(Dataset entries)
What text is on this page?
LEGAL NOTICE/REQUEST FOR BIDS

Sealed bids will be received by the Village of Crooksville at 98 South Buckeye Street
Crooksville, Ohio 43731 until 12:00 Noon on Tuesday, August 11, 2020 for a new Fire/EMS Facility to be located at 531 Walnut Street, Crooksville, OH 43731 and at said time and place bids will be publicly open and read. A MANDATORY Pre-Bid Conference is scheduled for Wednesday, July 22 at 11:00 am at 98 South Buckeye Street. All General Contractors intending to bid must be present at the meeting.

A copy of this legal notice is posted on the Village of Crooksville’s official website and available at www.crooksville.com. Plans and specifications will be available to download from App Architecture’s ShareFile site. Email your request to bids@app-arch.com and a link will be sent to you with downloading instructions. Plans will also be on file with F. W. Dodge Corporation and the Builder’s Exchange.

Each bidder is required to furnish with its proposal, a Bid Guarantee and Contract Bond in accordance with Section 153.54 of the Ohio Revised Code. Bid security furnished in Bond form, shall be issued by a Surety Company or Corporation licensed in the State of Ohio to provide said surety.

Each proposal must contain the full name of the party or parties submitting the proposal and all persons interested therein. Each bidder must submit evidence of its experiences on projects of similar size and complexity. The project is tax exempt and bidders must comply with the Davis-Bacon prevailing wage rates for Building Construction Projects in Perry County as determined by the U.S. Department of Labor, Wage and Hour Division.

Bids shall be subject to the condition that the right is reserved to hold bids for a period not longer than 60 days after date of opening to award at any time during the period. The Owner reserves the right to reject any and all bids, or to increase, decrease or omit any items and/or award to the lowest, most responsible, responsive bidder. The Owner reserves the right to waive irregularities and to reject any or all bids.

== Your objective ==
Show every line above in which the word "Ohio" occurs.

== Result below ==
Crooksville, Ohio 43731 until 12:00 Noon on Tuesday, August 11, 2020 for a new Fire/EMS Facility to be located at 531 Walnut Street, Crooksville, OH 43731 and at said time and place bids will be publicly open and read. A MANDATORY Pre-Bid Conference is scheduled for Wednesday, July 22 at 11:00 am at 98 South Buckeye Street. All General Contractors intending to bid must be present at the meeting.
Each bidder is required to furnish with its proposal, a Bid Guarantee and Contract Bond in accordance with Section 153.54 of the Ohio Revised Code. Bid security furnished in Bond form, shall be issued by a Surety Company or Corporation licensed in the State of Ohio to provide said surety.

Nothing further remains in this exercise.